══ Entries shown ══
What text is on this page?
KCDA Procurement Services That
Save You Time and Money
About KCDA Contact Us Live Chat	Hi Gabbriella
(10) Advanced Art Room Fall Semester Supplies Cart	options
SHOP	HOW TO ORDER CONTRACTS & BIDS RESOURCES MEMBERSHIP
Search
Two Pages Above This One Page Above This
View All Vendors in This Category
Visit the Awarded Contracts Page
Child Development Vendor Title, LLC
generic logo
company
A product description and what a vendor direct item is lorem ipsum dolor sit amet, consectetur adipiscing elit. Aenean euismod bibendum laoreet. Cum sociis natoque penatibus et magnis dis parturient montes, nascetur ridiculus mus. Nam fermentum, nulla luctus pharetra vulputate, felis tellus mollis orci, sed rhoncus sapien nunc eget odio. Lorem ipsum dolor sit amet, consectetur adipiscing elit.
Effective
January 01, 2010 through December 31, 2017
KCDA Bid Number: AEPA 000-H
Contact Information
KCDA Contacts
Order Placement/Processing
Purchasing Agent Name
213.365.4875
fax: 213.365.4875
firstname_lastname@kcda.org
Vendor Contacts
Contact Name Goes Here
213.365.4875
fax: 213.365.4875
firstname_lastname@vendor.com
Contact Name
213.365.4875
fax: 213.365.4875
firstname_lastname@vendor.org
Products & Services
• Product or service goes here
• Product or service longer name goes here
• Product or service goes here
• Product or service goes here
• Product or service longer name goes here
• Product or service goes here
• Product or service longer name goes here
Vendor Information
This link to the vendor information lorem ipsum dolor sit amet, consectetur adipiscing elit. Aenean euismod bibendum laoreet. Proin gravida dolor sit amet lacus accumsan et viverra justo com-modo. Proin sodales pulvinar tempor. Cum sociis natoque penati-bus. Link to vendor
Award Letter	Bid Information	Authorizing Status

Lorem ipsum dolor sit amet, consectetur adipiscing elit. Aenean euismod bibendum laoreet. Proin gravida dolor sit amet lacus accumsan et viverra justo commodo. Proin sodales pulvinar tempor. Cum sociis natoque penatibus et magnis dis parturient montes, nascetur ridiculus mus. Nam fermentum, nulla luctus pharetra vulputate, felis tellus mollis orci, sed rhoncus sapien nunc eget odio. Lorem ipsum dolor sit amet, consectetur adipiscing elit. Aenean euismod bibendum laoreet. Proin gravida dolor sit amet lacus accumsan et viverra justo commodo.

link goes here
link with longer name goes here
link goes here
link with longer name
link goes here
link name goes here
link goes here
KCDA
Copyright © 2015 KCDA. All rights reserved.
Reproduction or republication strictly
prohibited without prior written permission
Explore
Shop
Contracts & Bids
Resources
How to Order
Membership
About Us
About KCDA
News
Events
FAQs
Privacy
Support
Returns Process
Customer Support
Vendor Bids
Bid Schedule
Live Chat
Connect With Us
═══
Reproduce every line of the data verbatim.

• Finished exercise:
What text is on this page?
KCDA Procurement Services That
Save You Time and Money
About KCDA Contact Us Live Chat	Hi Gabbriella
(10) Advanced Art Room Fall Semester Supplies Cart	options
SHOP	HOW TO ORDER CONTRACTS & BIDS RESOURCES MEMBERSHIP
Search
Two Pages Above This One Page Above This
View All Vendors in This Category
Visit the Awarded Contracts Page
Child Development Vendor Title, LLC
generic logo
company
A product description and what a vendor direct item is lorem ipsum dolor sit amet, consectetur adipiscing elit. Aenean euismod bibendum laoreet. Cum sociis natoque penatibus et magnis dis parturient montes, nascetur ridiculus mus. Nam fermentum, nulla luctus pharetra vulputate, felis tellus mollis orci, sed rhoncus sapien nunc eget odio. Lorem ipsum dolor sit amet, consectetur adipiscing elit.
Effective
January 01, 2010 through December 31, 2017
KCDA Bid Number: AEPA 000-H
Contact Information
KCDA Contacts
Order Placement/Processing
Purchasing Agent Name
213.365.4875
fax: 213.365.4875
firstname_lastname@kcda.org
Vendor Contacts
Contact Name Goes Here
213.365.4875
fax: 213.365.4875
firstname_lastname@vendor.com
Contact Name
213.365.4875
fax: 213.365.4875
firstname_lastname@vendor.org
Products & Services
• Product or service goes here
• Product or service longer name goes here
• Product or service goes here
• Product or service goes here
• Product or service longer name goes here
• Product or service goes here
• Product or service longer name goes here
Vendor Information
This link to the vendor information lorem ipsum dolor sit amet, consectetur adipiscing elit. Aenean euismod bibendum laoreet. Proin gravida dolor sit amet lacus accumsan et viverra justo com-modo. Proin sodales pulvinar tempor. Cum sociis natoque penati-bus. Link to vendor
Award Letter	Bid Information	Authorizing Status

Lorem ipsum dolor sit amet, consectetur adipiscing elit. Aenean euismod bibendum laoreet. Proin gravida dolor sit amet lacus accumsan et viverra justo commodo. Proin sodales pulvinar tempor. Cum sociis natoque penatibus et magnis dis parturient montes, nascetur ridiculus mus. Nam fermentum, nulla luctus pharetra vulputate, felis tellus mollis orci, sed rhoncus sapien nunc eget odio. Lorem ipsum dolor sit amet, consectetur adipiscing elit. Aenean euismod bibendum laoreet. Proin gravida dolor sit amet lacus accumsan et viverra justo commodo.

link goes here
link with longer name goes here
link goes here
link with longer name
link goes here
link name goes here
link goes here
KCDA
Copyright © 2015 KCDA. All rights reserved.
Reproduction or republication strictly
prohibited without prior written permission
Explore
Shop
Contracts & Bids
Resources
How to Order
Membership
About Us
About KCDA
News
Events
FAQs
Privacy
Support
Returns Process
Customer Support
Vendor Bids
Bid Schedule
Live Chat
Connect With Us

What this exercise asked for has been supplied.